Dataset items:
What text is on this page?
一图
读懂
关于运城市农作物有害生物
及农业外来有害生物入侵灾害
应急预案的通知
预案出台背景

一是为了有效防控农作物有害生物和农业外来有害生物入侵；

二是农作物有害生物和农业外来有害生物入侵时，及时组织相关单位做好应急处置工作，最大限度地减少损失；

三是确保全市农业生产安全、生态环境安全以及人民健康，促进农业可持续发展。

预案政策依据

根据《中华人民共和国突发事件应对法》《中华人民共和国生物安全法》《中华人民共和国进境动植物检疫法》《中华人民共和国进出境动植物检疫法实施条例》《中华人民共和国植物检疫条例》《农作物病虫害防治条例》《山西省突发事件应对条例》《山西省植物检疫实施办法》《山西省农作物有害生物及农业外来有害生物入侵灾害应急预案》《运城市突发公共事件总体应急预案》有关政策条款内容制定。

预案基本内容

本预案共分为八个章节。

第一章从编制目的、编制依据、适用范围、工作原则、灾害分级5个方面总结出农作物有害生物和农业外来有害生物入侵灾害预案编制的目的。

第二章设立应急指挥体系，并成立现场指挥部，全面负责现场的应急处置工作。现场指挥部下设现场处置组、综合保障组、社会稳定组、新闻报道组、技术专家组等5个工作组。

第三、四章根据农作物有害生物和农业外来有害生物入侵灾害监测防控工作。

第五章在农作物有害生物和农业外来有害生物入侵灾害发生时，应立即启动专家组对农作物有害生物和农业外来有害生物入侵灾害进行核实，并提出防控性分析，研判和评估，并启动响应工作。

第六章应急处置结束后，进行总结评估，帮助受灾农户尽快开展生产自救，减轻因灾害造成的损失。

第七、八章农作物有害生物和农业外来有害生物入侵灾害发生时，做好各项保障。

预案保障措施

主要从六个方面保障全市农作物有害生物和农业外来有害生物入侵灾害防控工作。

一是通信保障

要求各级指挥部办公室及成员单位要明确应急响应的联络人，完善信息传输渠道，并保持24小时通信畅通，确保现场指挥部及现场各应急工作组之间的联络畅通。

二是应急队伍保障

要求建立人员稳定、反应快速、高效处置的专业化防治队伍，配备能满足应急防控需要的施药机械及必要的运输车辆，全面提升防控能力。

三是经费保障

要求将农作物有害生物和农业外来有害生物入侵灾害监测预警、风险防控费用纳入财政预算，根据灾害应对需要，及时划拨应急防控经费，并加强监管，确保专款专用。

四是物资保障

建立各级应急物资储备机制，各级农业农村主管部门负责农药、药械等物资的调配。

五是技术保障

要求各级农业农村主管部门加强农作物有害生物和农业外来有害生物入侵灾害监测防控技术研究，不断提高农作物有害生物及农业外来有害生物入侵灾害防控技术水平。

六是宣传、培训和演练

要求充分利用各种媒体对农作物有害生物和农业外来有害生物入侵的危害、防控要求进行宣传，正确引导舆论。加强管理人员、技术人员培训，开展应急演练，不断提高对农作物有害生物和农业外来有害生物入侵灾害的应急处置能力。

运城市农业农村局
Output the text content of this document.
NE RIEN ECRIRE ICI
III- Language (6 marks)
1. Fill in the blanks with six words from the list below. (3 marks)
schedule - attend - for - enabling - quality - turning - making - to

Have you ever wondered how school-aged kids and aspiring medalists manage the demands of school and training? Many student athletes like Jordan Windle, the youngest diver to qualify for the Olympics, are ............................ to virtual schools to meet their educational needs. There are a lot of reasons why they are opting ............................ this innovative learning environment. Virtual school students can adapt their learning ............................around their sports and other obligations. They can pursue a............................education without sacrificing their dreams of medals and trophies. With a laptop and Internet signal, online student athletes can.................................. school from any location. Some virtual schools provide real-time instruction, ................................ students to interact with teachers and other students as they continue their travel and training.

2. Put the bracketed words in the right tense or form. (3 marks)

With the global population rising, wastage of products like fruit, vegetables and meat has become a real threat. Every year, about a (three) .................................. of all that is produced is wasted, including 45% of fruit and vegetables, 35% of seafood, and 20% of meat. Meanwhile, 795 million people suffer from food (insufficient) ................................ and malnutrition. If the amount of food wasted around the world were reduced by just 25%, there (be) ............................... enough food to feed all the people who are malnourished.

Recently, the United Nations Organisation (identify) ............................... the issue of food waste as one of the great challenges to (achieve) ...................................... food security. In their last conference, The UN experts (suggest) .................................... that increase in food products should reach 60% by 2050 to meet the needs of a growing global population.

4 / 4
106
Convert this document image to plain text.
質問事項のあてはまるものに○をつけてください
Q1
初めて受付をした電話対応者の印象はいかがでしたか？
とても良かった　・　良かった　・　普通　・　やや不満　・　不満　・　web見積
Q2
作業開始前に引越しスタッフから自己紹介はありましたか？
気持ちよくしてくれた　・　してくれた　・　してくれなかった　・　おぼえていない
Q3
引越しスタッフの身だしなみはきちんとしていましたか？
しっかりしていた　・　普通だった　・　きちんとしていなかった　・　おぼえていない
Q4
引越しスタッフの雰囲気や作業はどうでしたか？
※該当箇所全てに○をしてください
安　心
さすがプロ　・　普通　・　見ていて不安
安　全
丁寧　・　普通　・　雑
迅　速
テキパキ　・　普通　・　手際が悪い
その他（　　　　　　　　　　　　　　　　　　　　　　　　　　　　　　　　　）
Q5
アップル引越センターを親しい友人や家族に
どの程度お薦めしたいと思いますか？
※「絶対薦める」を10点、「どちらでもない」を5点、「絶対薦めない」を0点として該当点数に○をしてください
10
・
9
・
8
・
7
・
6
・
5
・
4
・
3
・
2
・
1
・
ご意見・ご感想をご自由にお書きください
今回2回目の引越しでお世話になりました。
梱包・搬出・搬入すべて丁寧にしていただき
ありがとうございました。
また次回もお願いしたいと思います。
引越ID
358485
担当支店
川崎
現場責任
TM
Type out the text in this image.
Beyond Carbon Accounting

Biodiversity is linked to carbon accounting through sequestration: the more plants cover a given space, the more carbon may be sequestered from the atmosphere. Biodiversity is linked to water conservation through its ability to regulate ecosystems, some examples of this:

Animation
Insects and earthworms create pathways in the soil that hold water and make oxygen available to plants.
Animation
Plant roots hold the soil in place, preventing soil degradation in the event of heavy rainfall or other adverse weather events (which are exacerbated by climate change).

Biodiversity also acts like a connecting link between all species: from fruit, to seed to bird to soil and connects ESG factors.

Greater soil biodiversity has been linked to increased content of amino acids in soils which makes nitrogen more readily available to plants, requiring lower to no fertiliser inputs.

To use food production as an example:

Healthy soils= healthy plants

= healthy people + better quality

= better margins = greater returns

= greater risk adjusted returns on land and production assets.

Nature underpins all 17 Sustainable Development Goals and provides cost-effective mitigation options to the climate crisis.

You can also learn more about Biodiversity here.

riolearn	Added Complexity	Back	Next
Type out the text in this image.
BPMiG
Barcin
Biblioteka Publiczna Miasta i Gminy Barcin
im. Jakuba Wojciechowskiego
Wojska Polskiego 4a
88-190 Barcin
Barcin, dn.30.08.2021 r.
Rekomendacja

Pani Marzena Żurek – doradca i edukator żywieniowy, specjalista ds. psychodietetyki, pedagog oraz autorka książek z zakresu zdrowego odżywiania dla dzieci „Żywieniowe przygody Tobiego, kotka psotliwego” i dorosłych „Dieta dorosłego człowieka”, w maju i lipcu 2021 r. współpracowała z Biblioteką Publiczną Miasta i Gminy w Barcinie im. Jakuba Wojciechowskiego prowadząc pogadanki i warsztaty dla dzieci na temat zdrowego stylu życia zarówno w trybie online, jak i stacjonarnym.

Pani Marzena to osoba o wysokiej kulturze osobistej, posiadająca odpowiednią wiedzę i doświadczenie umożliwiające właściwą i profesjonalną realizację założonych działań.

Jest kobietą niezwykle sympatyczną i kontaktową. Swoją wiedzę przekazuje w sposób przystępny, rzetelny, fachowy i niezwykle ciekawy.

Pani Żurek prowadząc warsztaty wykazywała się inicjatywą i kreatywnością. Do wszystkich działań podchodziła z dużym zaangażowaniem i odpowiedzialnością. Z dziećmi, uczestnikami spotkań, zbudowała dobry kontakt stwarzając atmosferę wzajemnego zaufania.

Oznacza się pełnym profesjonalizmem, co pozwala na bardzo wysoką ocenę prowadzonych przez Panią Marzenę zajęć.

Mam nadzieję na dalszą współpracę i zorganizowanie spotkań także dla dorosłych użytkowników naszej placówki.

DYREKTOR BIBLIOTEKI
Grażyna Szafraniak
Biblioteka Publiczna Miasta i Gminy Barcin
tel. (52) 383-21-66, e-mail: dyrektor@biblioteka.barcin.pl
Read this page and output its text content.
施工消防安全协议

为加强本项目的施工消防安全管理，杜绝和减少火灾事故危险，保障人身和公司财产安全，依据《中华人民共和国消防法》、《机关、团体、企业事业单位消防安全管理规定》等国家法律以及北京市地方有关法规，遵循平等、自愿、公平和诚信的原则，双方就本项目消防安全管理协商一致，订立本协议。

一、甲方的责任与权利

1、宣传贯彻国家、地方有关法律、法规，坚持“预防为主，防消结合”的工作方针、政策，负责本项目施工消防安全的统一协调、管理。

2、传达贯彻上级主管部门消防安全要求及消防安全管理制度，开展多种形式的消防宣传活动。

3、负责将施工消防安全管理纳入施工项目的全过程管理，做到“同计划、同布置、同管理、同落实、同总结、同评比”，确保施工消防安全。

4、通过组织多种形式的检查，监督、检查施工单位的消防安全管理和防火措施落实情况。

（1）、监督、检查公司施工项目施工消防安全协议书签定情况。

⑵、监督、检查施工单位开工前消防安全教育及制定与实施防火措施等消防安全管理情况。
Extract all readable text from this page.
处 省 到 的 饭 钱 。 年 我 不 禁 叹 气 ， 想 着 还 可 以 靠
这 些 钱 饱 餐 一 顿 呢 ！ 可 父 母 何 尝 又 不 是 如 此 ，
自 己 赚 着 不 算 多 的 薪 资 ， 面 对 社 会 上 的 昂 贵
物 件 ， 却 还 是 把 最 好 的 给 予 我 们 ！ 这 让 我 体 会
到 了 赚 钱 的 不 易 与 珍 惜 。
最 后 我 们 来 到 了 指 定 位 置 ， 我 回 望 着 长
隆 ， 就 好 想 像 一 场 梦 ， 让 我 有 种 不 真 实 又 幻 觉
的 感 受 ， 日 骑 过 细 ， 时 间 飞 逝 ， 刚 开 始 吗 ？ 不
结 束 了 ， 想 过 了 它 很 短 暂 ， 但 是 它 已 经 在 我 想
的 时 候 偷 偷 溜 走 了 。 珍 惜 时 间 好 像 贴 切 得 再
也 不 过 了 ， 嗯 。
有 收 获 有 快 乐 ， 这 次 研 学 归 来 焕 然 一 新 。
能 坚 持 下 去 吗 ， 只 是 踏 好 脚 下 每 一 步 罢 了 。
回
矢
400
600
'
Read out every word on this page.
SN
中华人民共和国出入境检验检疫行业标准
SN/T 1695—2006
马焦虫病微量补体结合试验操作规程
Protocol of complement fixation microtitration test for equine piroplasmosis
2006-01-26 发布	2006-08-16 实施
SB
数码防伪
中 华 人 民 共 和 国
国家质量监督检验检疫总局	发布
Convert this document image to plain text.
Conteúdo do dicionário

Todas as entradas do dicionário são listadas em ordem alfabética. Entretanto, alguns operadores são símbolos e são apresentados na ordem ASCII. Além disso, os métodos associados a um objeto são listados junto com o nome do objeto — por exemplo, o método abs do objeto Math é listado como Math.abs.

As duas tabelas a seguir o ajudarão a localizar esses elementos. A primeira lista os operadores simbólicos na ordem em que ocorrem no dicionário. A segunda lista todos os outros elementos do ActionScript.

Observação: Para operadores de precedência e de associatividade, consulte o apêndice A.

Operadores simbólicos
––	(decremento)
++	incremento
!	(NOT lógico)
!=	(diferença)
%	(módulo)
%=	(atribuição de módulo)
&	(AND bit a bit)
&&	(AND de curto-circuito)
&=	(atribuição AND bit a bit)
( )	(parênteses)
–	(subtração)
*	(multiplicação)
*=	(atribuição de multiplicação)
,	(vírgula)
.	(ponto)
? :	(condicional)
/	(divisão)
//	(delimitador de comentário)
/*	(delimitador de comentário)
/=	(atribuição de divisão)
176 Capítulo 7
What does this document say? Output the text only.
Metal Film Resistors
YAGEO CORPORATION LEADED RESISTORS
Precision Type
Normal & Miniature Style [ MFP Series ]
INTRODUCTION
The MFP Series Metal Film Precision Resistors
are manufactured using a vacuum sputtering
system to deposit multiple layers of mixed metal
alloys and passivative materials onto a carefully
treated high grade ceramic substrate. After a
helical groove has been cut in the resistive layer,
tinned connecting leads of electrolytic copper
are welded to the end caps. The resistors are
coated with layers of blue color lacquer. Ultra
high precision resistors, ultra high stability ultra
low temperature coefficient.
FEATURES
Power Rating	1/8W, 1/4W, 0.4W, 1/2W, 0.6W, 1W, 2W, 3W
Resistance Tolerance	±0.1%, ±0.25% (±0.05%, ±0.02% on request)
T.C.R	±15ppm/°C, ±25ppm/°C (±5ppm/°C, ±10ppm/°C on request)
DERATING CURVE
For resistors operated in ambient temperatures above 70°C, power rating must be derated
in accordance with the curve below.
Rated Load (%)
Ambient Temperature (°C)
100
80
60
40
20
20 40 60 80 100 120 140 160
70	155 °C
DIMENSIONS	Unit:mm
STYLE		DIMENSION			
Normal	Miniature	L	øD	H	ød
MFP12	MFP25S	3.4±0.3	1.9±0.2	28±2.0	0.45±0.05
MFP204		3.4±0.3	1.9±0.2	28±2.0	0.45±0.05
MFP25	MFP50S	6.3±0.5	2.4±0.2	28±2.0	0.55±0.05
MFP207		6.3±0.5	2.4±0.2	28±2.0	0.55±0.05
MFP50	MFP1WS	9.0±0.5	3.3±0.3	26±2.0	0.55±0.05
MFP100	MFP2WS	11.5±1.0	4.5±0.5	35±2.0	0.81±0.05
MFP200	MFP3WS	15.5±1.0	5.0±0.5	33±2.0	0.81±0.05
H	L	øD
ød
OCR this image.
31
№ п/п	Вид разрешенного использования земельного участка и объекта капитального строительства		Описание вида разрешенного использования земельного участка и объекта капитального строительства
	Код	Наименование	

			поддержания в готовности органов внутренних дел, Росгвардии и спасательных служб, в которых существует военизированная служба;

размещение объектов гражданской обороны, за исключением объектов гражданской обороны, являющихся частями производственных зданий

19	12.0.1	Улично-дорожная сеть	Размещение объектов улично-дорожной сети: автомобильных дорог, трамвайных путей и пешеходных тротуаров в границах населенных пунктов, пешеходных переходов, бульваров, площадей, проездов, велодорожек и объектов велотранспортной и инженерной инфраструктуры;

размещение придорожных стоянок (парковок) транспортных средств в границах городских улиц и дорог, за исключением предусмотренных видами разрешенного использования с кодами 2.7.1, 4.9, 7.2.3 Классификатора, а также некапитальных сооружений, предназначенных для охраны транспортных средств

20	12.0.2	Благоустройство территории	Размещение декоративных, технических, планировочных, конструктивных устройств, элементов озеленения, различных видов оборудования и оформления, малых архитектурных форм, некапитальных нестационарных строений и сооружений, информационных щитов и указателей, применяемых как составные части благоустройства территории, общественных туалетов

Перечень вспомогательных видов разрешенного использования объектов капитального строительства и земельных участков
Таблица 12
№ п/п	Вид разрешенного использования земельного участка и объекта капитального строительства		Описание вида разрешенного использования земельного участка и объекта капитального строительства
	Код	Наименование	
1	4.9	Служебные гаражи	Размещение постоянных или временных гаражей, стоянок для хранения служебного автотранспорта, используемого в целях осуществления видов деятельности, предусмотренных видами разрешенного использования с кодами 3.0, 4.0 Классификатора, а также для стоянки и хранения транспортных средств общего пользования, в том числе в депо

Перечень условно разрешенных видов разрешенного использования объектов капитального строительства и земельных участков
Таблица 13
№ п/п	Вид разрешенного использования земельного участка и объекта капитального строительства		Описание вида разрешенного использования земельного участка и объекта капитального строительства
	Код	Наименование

* [Stated goal] Report all lines of the data that include the word "spotkań".

* [Reply to the exercise]
Pani Żurek prowadząc warsztaty wykazywała się inicjatywą i kreatywnością. Do wszystkich działań podchodziła z dużym zaangażowaniem i odpowiedzialnością. Z dziećmi, uczestnikami spotkań, zbudowała dobry kontakt stwarzając atmosferę wzajemnego zaufania.
Mam nadzieję na dalszą współpracę i zorganizowanie spotkań także dla dorosłych użytkowników naszej placówki.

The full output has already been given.